| WRITTEN EXERCISE |
Look through the listing for the word "name". Copy each line that has it.

[Source records]
= = = = =

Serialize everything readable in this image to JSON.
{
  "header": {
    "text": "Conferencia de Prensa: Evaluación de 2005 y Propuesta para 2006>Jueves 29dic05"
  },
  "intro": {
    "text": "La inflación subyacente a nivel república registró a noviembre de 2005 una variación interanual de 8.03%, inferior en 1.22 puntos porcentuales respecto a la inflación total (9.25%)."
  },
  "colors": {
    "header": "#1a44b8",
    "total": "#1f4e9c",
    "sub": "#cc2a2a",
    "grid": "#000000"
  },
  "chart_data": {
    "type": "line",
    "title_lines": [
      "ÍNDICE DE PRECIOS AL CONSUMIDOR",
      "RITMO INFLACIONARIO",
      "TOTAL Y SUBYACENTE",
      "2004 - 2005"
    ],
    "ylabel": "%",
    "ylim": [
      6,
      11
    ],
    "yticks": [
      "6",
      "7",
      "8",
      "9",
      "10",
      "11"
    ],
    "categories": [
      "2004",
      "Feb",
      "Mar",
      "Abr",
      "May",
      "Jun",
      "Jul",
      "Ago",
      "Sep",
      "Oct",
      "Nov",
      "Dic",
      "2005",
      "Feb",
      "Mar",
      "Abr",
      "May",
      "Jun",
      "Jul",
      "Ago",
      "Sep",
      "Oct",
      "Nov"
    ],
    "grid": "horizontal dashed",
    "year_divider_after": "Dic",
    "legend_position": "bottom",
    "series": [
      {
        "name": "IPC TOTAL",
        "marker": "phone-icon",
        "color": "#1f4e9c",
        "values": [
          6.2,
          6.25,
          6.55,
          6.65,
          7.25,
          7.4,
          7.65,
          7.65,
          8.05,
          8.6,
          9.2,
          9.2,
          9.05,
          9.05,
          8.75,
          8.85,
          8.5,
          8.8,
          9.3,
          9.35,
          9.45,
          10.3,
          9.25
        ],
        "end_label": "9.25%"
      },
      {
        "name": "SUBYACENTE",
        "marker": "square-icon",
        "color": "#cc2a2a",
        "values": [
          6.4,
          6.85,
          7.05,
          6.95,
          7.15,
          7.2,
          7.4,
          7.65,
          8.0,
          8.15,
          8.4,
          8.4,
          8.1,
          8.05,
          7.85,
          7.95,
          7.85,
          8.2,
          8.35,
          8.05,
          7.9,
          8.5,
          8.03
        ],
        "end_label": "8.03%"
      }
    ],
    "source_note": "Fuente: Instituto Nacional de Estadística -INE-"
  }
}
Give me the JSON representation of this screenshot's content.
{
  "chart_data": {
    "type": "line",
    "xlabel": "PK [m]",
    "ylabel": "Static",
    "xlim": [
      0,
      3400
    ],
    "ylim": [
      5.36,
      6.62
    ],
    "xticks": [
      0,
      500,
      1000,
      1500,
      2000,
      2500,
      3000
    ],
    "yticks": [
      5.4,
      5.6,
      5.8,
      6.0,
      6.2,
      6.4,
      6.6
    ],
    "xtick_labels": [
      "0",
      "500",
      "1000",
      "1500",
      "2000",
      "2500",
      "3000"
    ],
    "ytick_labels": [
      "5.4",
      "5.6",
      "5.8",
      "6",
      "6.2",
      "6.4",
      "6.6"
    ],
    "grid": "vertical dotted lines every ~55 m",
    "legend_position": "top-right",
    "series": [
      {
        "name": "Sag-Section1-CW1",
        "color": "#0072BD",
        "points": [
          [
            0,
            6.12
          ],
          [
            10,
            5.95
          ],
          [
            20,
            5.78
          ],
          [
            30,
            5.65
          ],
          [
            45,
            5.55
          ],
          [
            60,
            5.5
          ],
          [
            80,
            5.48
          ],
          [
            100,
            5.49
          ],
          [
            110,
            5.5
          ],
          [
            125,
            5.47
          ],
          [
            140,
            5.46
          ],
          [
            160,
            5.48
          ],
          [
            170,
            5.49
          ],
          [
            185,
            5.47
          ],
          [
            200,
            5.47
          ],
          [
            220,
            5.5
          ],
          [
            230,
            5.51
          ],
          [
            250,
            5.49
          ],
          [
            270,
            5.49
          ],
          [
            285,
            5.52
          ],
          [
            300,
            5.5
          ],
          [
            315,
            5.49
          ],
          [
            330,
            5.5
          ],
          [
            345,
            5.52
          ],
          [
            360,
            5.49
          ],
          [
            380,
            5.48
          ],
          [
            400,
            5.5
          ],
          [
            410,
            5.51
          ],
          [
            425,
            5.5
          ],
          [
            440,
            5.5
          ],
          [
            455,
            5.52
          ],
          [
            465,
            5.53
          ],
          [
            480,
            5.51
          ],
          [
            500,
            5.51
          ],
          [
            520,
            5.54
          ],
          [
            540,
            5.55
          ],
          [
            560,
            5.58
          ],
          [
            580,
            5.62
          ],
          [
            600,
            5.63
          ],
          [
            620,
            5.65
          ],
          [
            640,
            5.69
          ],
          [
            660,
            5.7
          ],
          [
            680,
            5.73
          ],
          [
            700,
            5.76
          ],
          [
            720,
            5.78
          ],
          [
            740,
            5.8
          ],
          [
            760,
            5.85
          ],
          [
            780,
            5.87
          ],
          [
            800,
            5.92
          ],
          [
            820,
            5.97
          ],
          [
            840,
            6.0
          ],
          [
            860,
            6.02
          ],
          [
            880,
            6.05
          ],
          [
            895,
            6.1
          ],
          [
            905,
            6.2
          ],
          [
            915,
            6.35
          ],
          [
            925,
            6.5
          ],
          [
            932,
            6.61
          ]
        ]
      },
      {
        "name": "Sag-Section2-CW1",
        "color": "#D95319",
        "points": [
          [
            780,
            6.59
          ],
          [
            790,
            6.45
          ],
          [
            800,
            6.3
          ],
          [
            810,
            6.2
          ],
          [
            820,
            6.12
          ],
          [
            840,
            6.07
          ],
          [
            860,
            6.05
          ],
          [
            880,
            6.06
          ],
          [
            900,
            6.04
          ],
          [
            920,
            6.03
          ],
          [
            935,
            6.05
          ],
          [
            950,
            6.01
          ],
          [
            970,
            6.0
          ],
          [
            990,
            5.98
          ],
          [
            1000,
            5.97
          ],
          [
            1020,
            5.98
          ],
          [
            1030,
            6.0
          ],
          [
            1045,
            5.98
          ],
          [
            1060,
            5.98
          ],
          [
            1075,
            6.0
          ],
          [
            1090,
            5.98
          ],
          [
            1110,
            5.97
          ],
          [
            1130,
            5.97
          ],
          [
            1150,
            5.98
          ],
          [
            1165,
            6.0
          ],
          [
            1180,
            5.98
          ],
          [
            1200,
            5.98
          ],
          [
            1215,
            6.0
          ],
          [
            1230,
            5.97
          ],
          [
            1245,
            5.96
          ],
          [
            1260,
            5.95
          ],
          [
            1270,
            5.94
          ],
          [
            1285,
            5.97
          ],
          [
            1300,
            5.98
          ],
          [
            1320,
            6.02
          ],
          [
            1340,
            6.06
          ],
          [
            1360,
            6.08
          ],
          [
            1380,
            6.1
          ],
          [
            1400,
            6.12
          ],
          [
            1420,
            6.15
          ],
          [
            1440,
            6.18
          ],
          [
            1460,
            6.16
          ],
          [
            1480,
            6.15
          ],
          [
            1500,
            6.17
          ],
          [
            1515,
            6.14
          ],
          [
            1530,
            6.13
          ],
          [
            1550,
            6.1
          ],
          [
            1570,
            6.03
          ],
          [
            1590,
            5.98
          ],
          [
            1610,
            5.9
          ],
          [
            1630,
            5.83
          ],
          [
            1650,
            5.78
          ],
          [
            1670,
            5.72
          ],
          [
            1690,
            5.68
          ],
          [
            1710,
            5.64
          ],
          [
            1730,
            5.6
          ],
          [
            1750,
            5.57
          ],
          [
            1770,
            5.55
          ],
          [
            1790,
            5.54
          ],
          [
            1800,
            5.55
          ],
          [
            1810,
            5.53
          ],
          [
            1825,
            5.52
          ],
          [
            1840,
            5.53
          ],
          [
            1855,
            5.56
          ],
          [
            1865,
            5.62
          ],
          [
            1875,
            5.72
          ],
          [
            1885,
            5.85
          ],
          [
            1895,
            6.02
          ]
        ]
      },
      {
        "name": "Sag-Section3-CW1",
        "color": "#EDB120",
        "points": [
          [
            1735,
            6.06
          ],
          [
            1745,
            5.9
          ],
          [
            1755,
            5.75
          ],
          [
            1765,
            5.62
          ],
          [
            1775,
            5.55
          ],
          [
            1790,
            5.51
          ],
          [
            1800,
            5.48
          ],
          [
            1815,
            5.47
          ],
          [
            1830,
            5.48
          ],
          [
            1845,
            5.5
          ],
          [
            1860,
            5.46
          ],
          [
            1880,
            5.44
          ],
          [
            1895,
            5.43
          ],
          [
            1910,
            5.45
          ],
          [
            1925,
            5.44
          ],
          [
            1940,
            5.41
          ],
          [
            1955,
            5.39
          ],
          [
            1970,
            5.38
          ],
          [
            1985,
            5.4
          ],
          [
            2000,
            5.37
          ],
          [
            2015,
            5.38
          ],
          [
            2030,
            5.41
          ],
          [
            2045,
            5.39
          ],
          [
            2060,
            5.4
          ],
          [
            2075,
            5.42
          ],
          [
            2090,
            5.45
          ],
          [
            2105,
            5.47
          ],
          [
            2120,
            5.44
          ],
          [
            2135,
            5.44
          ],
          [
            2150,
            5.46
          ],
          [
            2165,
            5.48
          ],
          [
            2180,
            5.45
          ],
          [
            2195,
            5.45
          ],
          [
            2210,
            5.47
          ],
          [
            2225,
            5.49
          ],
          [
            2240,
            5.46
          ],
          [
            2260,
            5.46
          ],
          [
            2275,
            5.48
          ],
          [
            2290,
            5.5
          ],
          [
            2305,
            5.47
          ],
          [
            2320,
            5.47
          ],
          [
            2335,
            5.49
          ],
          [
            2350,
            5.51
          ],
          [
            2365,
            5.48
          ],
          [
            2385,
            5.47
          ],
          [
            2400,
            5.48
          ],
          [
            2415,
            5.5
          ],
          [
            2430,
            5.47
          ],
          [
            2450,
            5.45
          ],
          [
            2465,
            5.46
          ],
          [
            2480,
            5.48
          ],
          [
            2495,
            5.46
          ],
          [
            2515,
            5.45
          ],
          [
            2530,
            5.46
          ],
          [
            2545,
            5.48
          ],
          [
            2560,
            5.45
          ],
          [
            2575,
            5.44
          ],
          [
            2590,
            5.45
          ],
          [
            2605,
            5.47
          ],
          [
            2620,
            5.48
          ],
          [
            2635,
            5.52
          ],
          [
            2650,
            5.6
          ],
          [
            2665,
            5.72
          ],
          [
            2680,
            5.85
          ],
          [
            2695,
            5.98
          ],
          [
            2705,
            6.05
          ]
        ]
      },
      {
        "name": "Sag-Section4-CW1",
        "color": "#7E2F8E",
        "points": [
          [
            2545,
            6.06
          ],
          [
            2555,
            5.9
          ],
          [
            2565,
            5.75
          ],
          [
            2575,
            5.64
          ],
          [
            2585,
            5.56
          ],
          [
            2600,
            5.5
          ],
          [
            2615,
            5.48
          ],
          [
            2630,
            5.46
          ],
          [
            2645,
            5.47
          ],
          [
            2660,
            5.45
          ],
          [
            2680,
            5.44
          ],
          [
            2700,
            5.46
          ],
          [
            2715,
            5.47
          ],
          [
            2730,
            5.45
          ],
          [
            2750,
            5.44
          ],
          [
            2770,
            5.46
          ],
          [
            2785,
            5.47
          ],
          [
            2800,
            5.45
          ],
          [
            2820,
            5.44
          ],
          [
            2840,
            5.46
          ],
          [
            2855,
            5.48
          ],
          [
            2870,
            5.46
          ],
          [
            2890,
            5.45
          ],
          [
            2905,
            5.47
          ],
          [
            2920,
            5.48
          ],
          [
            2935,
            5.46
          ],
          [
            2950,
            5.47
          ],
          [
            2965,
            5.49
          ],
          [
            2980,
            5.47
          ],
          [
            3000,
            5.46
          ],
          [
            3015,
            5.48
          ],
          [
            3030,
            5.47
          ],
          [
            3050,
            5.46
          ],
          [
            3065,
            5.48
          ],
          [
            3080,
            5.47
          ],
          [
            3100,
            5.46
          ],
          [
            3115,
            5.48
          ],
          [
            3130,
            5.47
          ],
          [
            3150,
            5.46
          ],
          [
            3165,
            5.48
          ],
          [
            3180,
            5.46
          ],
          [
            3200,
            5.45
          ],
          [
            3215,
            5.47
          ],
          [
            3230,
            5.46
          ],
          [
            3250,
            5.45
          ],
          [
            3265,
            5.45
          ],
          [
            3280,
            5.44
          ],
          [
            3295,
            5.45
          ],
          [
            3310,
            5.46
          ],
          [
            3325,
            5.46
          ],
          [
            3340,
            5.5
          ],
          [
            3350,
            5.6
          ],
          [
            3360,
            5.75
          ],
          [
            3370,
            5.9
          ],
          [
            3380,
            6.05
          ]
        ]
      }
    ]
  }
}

= = = = =

| OUTPUT FOR THIS TASK |
        "name": "IPC TOTAL",
        "name": "SUBYACENTE",
        "name": "Sag-Section1-CW1",
        "name": "Sag-Section2-CW1",
        "name": "Sag-Section3-CW1",
        "name": "Sag-Section4-CW1",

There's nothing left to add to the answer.